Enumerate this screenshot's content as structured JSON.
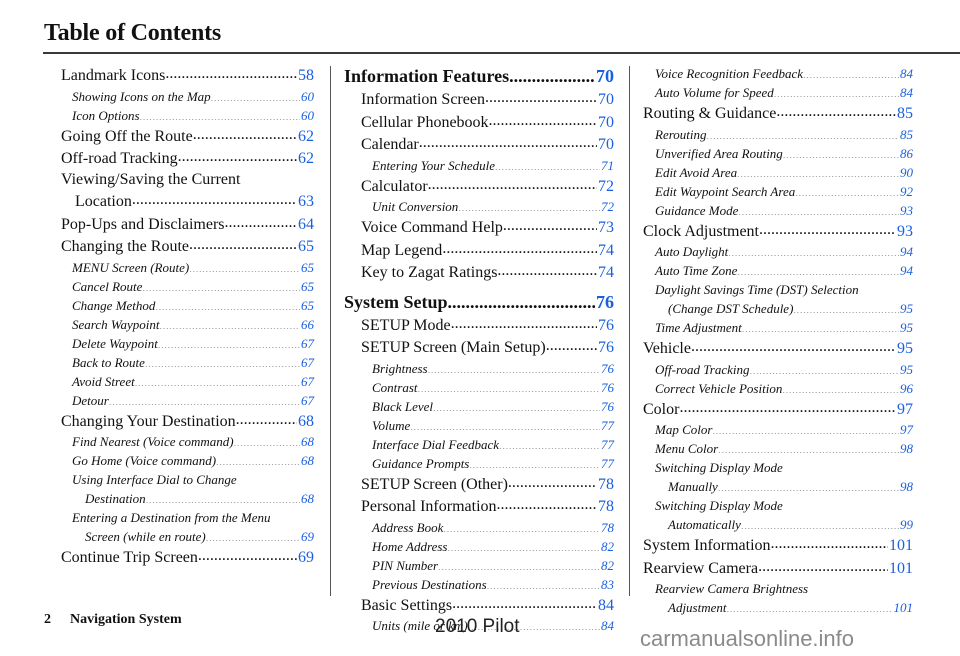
{
  "header": {
    "title": "Table of Contents"
  },
  "colors": {
    "page_link": "#1a5fe0",
    "rule": "#3a3a3a"
  },
  "columns": [
    {
      "entries": [
        {
          "level": 1,
          "label": "Landmark Icons",
          "page": "58"
        },
        {
          "level": 2,
          "label": "Showing Icons on the Map",
          "page": "60"
        },
        {
          "level": 2,
          "label": "Icon Options",
          "page": "60"
        },
        {
          "level": 1,
          "label": "Going Off the Route",
          "page": "62"
        },
        {
          "level": 1,
          "label": "Off-road Tracking",
          "page": "62"
        },
        {
          "level": 1,
          "label": "Viewing/Saving the Current",
          "continuation": "Location",
          "page": "63"
        },
        {
          "level": 1,
          "label": "Pop-Ups and Disclaimers",
          "page": "64"
        },
        {
          "level": 1,
          "label": "Changing the Route",
          "page": "65"
        },
        {
          "level": 2,
          "label": "MENU Screen (Route)",
          "page": "65"
        },
        {
          "level": 2,
          "label": "Cancel Route",
          "page": "65"
        },
        {
          "level": 2,
          "label": "Change Method",
          "page": "65"
        },
        {
          "level": 2,
          "label": "Search Waypoint",
          "page": "66"
        },
        {
          "level": 2,
          "label": "Delete Waypoint",
          "page": "67"
        },
        {
          "level": 2,
          "label": "Back to Route",
          "page": "67"
        },
        {
          "level": 2,
          "label": "Avoid Street",
          "page": "67"
        },
        {
          "level": 2,
          "label": "Detour",
          "page": "67"
        },
        {
          "level": 1,
          "label": "Changing Your Destination",
          "page": "68"
        },
        {
          "level": 2,
          "label": "Find Nearest (Voice command)",
          "page": "68"
        },
        {
          "level": 2,
          "label": "Go Home (Voice command)",
          "page": "68"
        },
        {
          "level": 2,
          "label": "Using Interface Dial to Change",
          "continuation": "Destination",
          "page": "68"
        },
        {
          "level": 2,
          "label": "Entering a Destination from the Menu",
          "continuation": "Screen (while en route)",
          "page": "69"
        },
        {
          "level": 1,
          "label": "Continue Trip Screen",
          "page": "69"
        }
      ]
    },
    {
      "entries": [
        {
          "level": 0,
          "label": "Information Features",
          "page": "70"
        },
        {
          "level": 1,
          "label": "Information Screen",
          "page": "70"
        },
        {
          "level": 1,
          "label": "Cellular Phonebook",
          "page": "70"
        },
        {
          "level": 1,
          "label": "Calendar",
          "page": "70"
        },
        {
          "level": 2,
          "label": "Entering Your Schedule",
          "page": "71"
        },
        {
          "level": 1,
          "label": "Calculator",
          "page": "72"
        },
        {
          "level": 2,
          "label": "Unit Conversion",
          "page": "72"
        },
        {
          "level": 1,
          "label": "Voice Command Help",
          "page": "73"
        },
        {
          "level": 1,
          "label": "Map Legend",
          "page": "74"
        },
        {
          "level": 1,
          "label": "Key to Zagat Ratings",
          "page": "74"
        },
        {
          "level": 0,
          "label": "System Setup",
          "page": "76"
        },
        {
          "level": 1,
          "label": "SETUP Mode",
          "page": "76"
        },
        {
          "level": 1,
          "label": "SETUP Screen (Main Setup)",
          "page": "76"
        },
        {
          "level": 2,
          "label": "Brightness",
          "page": "76"
        },
        {
          "level": 2,
          "label": "Contrast",
          "page": "76"
        },
        {
          "level": 2,
          "label": "Black Level",
          "page": "76"
        },
        {
          "level": 2,
          "label": "Volume",
          "page": "77"
        },
        {
          "level": 2,
          "label": "Interface Dial Feedback",
          "page": "77"
        },
        {
          "level": 2,
          "label": "Guidance Prompts",
          "page": "77"
        },
        {
          "level": 1,
          "label": "SETUP Screen (Other)",
          "page": "78"
        },
        {
          "level": 1,
          "label": "Personal Information",
          "page": "78"
        },
        {
          "level": 2,
          "label": "Address Book",
          "page": "78"
        },
        {
          "level": 2,
          "label": "Home Address",
          "page": "82"
        },
        {
          "level": 2,
          "label": "PIN Number",
          "page": "82"
        },
        {
          "level": 2,
          "label": "Previous Destinations",
          "page": "83"
        },
        {
          "level": 1,
          "label": "Basic Settings",
          "page": "84"
        },
        {
          "level": 2,
          "label": "Units (mile or km)",
          "page": "84"
        }
      ]
    },
    {
      "entries": [
        {
          "level": 2,
          "label": "Voice Recognition Feedback",
          "page": "84"
        },
        {
          "level": 2,
          "label": "Auto Volume for Speed",
          "page": "84"
        },
        {
          "level": 1,
          "label": "Routing & Guidance",
          "page": "85"
        },
        {
          "level": 2,
          "label": "Rerouting",
          "page": "85"
        },
        {
          "level": 2,
          "label": "Unverified Area Routing",
          "page": "86"
        },
        {
          "level": 2,
          "label": "Edit Avoid Area",
          "page": "90"
        },
        {
          "level": 2,
          "label": "Edit Waypoint Search Area",
          "page": "92"
        },
        {
          "level": 2,
          "label": "Guidance Mode",
          "page": "93"
        },
        {
          "level": 1,
          "label": "Clock Adjustment",
          "page": "93"
        },
        {
          "level": 2,
          "label": "Auto Daylight",
          "page": "94"
        },
        {
          "level": 2,
          "label": "Auto Time Zone",
          "page": "94"
        },
        {
          "level": 2,
          "label": "Daylight Savings Time (DST) Selection",
          "continuation": "(Change DST Schedule)",
          "page": "95"
        },
        {
          "level": 2,
          "label": "Time Adjustment",
          "page": "95"
        },
        {
          "level": 1,
          "label": "Vehicle",
          "page": "95"
        },
        {
          "level": 2,
          "label": "Off-road Tracking",
          "page": "95"
        },
        {
          "level": 2,
          "label": "Correct Vehicle Position",
          "page": "96"
        },
        {
          "level": 1,
          "label": "Color",
          "page": "97"
        },
        {
          "level": 2,
          "label": "Map Color",
          "page": "97"
        },
        {
          "level": 2,
          "label": "Menu Color",
          "page": "98"
        },
        {
          "level": 2,
          "label": "Switching Display Mode",
          "continuation": "Manually",
          "page": "98"
        },
        {
          "level": 2,
          "label": "Switching Display Mode",
          "continuation": "Automatically",
          "page": "99"
        },
        {
          "level": 1,
          "label": "System Information",
          "page": "101"
        },
        {
          "level": 1,
          "label": "Rearview Camera",
          "page": "101"
        },
        {
          "level": 2,
          "label": "Rearview Camera Brightness",
          "continuation": "Adjustment",
          "page": "101"
        }
      ]
    }
  ],
  "footer": {
    "page_number": "2",
    "section": "Navigation System",
    "model": "2010 Pilot",
    "watermark": "carmanualsonline.info"
  }
}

* _AIM_: Of all the lines in the material above, how many contain the word "Daylight"? Give only the count.

* _EXPECTED OUTPUT_: 2